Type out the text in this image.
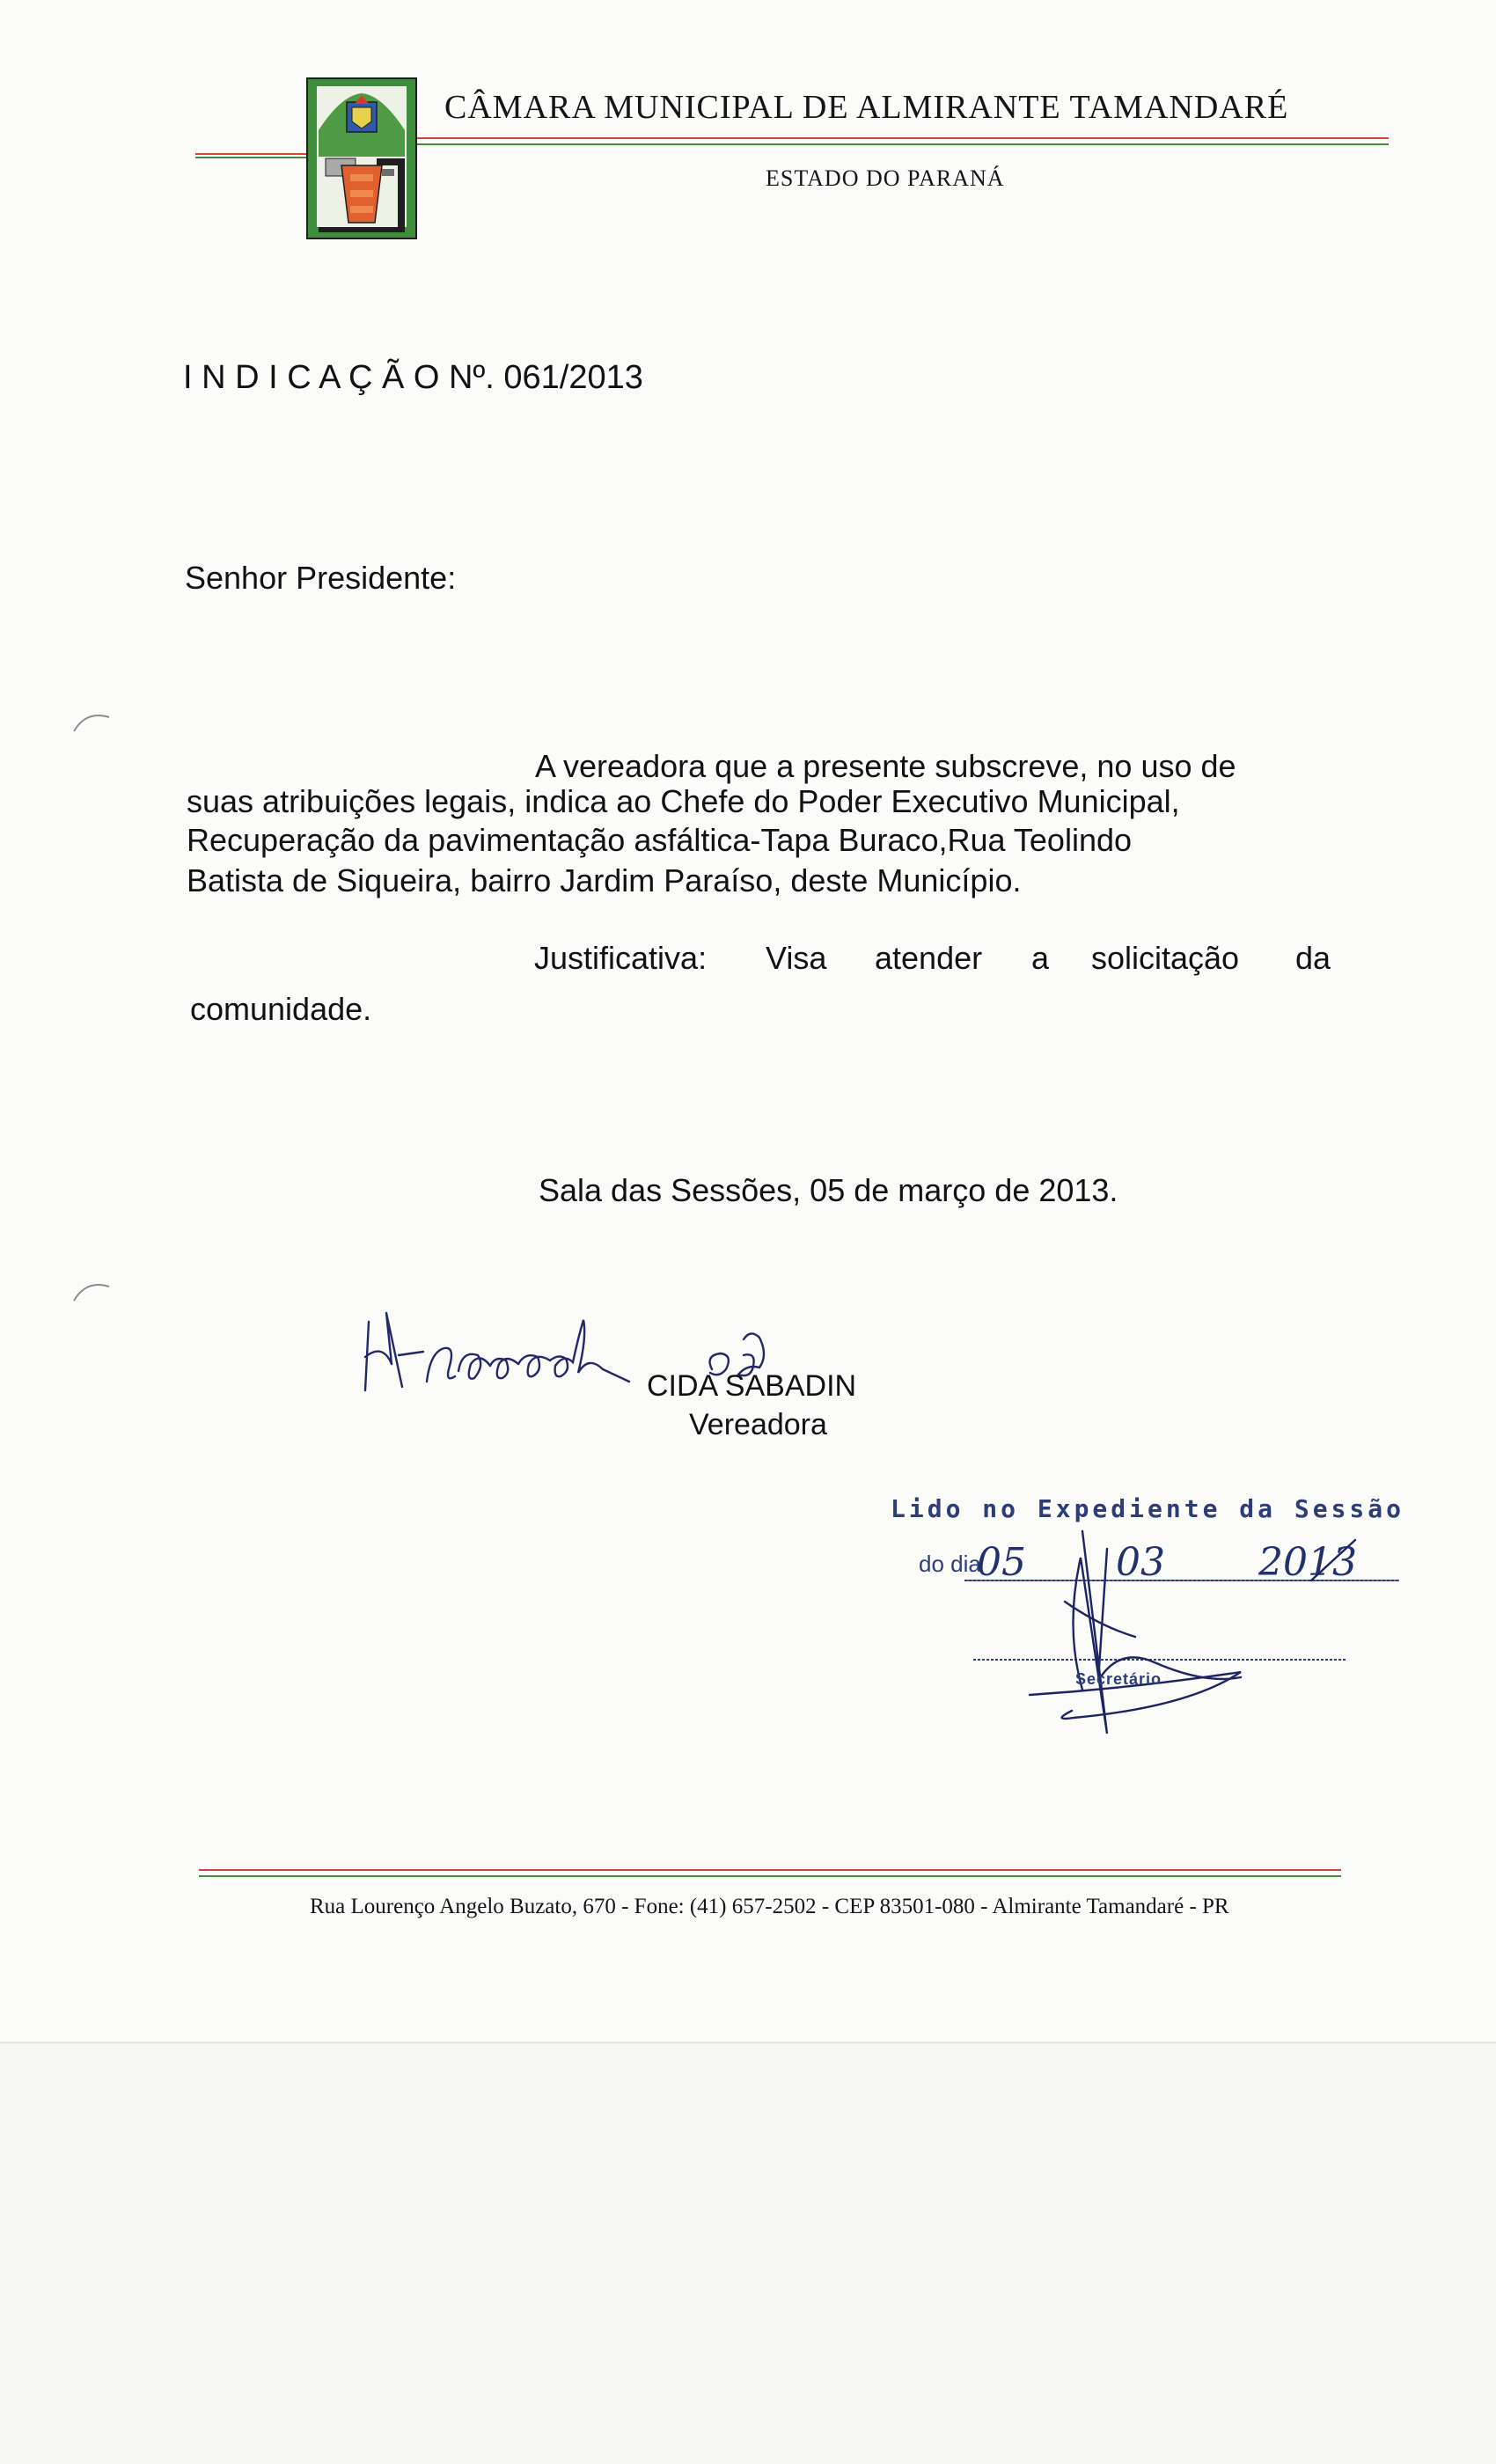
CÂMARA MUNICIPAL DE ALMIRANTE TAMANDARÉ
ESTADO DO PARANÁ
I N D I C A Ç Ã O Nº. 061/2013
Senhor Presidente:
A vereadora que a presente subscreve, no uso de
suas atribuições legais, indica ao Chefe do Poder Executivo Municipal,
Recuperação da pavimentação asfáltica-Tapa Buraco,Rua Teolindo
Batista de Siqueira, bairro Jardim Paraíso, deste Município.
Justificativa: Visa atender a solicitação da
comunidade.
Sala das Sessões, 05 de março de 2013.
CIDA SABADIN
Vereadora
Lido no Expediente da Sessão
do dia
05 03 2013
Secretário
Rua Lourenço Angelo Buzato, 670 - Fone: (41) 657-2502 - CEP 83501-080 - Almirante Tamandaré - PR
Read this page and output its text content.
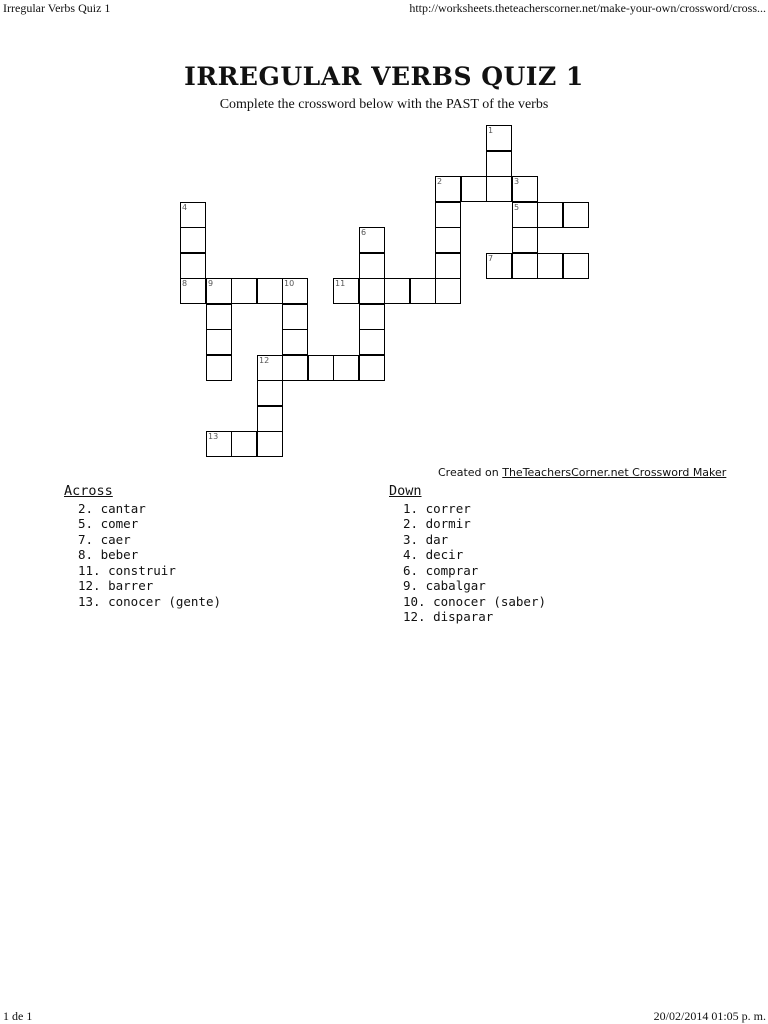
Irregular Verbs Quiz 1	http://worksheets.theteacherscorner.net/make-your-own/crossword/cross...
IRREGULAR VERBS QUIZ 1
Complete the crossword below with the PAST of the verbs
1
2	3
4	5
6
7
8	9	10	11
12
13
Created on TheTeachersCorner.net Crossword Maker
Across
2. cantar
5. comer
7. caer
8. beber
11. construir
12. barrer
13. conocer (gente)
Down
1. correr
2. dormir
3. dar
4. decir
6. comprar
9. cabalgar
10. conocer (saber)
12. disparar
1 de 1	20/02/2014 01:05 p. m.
+++
# [Aim of the exercise]
Output a faithful copy of the data, with each picture left out.

# [The output]
Type out the text in this image.
CÂMARA MUNICIPAL DE ALMIRANTE TAMANDARÉ
ESTADO DO PARANÁ
I N D I C A Ç Ã O Nº. 061/2013
Senhor Presidente:
A vereadora que a presente subscreve, no uso de
suas atribuições legais, indica ao Chefe do Poder Executivo Municipal,
Recuperação da pavimentação asfáltica-Tapa Buraco,Rua Teolindo
Batista de Siqueira, bairro Jardim Paraíso, deste Município.
Justificativa: Visa atender a solicitação da
comunidade.
Sala das Sessões, 05 de março de 2013.
CIDA SABADIN
Vereadora
Lido no Expediente da Sessão
do dia
05 03 2013
Secretário
Rua Lourenço Angelo Buzato, 670 - Fone: (41) 657-2502 - CEP 83501-080 - Almirante Tamandaré - PR
Read this page and output its text content.
Irregular Verbs Quiz 1	http://worksheets.theteacherscorner.net/make-your-own/crossword/cross...
IRREGULAR VERBS QUIZ 1
Complete the crossword below with the PAST of the verbs
1
2	3
4	5
6
7
8	9	10	11
12
13
Created on TheTeachersCorner.net Crossword Maker
Across
2. cantar
5. comer
7. caer
8. beber
11. construir
12. barrer
13. conocer (gente)
Down
1. correr
2. dormir
3. dar
4. decir
6. comprar
9. cabalgar
10. conocer (saber)
12. disparar
1 de 1	20/02/2014 01:05 p. m.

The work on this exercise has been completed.